SUPPLIED INFORMATION ::
## start

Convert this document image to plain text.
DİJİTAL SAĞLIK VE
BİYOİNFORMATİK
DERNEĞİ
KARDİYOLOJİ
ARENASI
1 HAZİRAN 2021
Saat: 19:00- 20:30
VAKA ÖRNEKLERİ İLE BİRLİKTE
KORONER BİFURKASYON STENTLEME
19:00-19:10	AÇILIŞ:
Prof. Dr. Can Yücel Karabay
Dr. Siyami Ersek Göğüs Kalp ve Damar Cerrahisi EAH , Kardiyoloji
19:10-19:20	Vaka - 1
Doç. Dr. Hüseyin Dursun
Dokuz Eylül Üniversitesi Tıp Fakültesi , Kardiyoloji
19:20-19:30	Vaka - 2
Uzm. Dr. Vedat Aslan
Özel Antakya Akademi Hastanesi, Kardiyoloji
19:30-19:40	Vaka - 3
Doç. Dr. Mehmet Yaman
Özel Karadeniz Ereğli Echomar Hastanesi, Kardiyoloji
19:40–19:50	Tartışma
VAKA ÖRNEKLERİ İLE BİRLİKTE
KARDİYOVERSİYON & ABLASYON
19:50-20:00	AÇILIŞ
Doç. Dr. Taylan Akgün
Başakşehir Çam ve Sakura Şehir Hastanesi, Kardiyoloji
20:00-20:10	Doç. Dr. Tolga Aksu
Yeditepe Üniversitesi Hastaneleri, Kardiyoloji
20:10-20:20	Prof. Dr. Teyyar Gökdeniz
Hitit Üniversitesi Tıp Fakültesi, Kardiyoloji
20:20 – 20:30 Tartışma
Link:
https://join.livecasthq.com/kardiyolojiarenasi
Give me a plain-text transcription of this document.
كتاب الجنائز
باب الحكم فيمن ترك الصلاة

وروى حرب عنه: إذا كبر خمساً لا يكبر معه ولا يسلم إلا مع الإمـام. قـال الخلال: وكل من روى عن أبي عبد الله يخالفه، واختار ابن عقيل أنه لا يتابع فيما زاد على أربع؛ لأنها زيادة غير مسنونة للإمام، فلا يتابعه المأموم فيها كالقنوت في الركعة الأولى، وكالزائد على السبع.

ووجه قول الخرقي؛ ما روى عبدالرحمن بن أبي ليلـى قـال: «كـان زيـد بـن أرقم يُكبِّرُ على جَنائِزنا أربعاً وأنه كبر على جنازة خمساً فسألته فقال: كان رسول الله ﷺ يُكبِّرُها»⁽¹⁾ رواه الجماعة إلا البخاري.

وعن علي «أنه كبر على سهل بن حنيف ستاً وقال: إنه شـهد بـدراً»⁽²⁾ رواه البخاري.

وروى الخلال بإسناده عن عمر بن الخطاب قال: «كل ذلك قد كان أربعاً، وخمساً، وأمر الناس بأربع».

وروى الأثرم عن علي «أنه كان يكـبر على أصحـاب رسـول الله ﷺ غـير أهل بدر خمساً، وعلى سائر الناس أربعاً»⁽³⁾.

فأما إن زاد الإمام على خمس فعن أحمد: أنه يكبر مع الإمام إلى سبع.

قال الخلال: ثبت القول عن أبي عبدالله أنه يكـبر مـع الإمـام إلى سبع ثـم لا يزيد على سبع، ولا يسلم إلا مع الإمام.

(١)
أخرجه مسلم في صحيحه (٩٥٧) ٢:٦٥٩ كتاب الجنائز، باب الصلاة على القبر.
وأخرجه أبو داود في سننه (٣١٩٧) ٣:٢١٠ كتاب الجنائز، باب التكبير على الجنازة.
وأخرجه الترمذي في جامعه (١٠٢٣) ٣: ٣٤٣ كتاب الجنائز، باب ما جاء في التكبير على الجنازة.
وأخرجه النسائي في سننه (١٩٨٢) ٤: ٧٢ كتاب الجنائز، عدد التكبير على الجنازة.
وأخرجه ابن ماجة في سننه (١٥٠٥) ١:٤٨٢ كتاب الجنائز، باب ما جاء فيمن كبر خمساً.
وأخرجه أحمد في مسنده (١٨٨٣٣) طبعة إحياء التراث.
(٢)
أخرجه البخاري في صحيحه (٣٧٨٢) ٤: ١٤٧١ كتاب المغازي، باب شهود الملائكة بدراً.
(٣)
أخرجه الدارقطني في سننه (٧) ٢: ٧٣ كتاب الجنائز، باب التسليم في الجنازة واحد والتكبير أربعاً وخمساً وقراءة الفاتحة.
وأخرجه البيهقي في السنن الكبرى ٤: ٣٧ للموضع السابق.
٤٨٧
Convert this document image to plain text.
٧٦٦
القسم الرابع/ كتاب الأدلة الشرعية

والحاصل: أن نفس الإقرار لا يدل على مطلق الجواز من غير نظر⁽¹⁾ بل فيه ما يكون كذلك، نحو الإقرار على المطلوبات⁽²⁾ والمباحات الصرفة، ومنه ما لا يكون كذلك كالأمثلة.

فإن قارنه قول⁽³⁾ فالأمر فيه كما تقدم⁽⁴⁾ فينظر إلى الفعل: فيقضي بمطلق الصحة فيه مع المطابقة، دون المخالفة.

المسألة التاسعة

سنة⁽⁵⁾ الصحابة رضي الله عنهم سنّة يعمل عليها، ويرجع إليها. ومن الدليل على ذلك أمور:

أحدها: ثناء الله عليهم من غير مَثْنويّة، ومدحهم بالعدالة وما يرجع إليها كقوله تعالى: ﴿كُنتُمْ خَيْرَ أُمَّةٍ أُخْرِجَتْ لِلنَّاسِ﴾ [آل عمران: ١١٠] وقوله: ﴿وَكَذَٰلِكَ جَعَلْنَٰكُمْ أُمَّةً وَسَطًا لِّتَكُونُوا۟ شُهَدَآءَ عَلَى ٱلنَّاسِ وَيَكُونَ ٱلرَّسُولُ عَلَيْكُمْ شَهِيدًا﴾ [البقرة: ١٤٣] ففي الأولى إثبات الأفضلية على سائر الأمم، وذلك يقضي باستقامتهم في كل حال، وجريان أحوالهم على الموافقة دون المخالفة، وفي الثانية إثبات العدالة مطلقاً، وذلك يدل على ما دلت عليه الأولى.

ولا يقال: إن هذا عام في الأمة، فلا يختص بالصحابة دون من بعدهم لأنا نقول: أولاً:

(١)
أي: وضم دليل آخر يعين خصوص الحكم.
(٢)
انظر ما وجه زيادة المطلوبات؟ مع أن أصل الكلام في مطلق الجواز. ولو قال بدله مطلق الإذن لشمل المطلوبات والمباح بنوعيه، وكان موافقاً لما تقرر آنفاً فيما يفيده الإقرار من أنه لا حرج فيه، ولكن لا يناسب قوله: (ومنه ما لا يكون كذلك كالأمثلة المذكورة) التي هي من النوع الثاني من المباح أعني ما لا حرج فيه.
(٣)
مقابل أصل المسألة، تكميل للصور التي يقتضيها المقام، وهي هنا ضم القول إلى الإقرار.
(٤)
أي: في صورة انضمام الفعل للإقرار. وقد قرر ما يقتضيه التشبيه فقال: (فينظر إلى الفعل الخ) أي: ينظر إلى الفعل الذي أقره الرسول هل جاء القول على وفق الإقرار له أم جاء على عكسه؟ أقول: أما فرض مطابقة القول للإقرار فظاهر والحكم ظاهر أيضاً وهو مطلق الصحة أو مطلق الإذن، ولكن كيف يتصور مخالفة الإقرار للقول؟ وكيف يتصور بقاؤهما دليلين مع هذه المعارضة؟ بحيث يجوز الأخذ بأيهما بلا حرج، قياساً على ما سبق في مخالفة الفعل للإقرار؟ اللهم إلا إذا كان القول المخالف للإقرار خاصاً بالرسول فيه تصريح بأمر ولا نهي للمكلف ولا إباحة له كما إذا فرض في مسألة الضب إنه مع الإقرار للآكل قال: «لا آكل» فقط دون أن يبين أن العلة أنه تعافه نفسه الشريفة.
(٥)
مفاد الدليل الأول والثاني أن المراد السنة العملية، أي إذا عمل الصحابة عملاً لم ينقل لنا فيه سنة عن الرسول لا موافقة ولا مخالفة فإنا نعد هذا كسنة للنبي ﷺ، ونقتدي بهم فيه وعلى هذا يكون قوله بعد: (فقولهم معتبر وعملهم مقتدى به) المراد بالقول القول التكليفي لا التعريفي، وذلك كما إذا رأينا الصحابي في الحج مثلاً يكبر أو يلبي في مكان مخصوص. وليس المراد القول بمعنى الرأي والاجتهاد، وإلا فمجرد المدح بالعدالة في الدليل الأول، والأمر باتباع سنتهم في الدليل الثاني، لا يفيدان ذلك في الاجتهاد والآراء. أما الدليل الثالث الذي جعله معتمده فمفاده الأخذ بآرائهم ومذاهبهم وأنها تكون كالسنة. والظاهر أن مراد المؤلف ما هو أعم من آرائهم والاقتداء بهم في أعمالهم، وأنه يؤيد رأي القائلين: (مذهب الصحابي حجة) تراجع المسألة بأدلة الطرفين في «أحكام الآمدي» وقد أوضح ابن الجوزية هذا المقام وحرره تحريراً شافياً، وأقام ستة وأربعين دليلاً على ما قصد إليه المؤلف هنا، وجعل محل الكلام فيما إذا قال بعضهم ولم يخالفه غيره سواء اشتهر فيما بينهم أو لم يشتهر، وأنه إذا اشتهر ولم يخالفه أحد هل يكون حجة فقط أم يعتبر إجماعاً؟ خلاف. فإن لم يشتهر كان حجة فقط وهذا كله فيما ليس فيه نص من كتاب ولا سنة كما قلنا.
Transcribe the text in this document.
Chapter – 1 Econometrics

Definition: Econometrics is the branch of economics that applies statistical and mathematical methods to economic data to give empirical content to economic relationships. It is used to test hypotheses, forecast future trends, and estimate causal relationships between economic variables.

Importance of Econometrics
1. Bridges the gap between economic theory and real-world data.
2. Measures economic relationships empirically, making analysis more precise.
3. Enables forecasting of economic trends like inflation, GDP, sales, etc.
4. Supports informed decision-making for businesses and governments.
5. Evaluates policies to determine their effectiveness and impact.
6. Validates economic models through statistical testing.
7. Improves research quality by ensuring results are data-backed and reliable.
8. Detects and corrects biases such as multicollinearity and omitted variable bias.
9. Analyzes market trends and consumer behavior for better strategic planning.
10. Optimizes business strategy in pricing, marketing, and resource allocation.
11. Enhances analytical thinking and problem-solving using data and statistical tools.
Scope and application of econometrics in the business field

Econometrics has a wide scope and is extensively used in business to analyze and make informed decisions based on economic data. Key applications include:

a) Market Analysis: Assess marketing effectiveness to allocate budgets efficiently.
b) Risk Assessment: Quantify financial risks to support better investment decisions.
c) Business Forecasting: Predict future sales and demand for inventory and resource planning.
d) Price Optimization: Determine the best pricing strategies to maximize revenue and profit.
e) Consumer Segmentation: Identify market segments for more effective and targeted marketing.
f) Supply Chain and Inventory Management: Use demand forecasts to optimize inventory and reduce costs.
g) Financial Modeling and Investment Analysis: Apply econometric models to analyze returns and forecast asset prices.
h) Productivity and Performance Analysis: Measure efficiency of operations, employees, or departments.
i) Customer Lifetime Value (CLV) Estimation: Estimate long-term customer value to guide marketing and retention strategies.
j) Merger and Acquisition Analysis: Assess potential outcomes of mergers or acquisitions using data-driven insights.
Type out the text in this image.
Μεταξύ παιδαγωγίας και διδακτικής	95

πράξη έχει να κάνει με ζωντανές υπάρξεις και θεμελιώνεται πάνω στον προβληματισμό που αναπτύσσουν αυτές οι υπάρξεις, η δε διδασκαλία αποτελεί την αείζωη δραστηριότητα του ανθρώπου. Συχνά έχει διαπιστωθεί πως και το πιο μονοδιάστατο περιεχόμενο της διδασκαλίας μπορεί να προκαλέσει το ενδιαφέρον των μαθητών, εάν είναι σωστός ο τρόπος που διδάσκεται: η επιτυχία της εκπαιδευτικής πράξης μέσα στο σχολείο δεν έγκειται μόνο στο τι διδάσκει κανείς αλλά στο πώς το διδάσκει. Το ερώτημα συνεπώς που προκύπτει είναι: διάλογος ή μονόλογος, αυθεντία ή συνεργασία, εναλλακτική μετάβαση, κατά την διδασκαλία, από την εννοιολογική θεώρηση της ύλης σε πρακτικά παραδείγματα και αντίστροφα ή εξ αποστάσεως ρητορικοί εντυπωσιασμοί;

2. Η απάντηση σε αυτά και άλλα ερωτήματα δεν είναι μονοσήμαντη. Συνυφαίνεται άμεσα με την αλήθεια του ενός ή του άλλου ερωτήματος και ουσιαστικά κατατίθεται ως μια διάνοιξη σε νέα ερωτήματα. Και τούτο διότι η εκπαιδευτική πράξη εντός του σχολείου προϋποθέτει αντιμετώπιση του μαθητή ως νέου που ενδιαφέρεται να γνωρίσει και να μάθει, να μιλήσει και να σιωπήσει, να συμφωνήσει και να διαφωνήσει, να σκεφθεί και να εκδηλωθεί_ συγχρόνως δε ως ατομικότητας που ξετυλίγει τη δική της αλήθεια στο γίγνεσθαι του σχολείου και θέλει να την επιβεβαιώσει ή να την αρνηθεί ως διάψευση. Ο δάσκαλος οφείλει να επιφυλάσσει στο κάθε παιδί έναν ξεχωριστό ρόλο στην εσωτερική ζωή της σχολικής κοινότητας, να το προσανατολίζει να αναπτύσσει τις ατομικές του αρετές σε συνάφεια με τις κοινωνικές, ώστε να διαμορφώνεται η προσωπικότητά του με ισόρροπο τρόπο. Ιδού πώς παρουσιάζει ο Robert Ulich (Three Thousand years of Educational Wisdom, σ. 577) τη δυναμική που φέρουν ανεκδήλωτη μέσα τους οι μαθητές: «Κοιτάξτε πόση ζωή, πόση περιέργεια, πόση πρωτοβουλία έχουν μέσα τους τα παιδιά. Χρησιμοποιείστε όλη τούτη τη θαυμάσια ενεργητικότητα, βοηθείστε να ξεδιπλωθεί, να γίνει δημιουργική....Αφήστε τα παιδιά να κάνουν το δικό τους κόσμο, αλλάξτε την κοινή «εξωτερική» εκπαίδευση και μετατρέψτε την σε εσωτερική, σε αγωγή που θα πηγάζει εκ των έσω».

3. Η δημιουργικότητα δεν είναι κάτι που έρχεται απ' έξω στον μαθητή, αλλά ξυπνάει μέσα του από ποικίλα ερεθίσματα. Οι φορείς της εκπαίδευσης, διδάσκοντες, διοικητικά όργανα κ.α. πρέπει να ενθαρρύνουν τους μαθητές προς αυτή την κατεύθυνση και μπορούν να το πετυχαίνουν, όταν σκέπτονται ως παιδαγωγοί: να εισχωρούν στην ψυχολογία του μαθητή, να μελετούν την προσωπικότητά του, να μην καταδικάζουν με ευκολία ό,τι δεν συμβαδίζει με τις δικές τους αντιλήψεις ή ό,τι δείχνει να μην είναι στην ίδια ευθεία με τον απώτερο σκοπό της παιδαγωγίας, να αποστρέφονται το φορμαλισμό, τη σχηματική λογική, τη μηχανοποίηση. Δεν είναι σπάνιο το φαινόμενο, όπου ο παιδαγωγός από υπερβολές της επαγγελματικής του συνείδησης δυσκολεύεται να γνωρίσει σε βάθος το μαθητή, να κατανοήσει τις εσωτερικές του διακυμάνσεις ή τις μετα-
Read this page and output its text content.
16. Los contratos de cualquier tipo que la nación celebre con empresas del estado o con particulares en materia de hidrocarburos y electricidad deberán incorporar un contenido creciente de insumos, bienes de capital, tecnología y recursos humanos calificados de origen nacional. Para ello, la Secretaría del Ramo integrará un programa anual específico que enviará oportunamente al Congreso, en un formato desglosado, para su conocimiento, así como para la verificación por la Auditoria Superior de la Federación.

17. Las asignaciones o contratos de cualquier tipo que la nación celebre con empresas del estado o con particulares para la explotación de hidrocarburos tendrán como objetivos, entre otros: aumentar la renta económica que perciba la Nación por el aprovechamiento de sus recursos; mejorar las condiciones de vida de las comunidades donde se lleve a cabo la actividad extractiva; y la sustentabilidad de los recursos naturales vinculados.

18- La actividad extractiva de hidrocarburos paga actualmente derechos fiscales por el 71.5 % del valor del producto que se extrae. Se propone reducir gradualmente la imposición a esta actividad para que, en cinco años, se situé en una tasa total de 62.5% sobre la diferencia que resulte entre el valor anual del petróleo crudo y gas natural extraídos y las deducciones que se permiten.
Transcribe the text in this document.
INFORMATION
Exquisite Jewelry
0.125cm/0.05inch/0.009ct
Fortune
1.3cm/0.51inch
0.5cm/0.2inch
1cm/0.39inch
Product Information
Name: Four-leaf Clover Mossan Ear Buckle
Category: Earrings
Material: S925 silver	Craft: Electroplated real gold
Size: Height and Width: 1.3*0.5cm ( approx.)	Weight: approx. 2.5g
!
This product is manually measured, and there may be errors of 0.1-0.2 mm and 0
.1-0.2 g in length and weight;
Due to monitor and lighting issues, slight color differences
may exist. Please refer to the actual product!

## end

STATED PROBLEM ::
Copy every line of the listing that contains the word "estado".

FINAL RESULT ::
16. Los contratos de cualquier tipo que la nación celebre con empresas del estado o con particulares en materia de hidrocarburos y electricidad deberán incorporar un contenido creciente de insumos, bienes de capital, tecnología y recursos humanos calificados de origen nacional. Para ello, la Secretaría del Ramo integrará un programa anual específico que enviará oportunamente al Congreso, en un formato desglosado, para su conocimiento, así como para la verificación por la Auditoria Superior de la Federación.
17. Las asignaciones o contratos de cualquier tipo que la nación celebre con empresas del estado o con particulares para la explotación de hidrocarburos tendrán como objetivos, entre otros: aumentar la renta económica que perciba la Nación por el aprovechamiento de sus recursos; mejorar las condiciones de vida de las comunidades donde se lleve a cabo la actividad extractiva; y la sustentabilidad de los recursos naturales vinculados.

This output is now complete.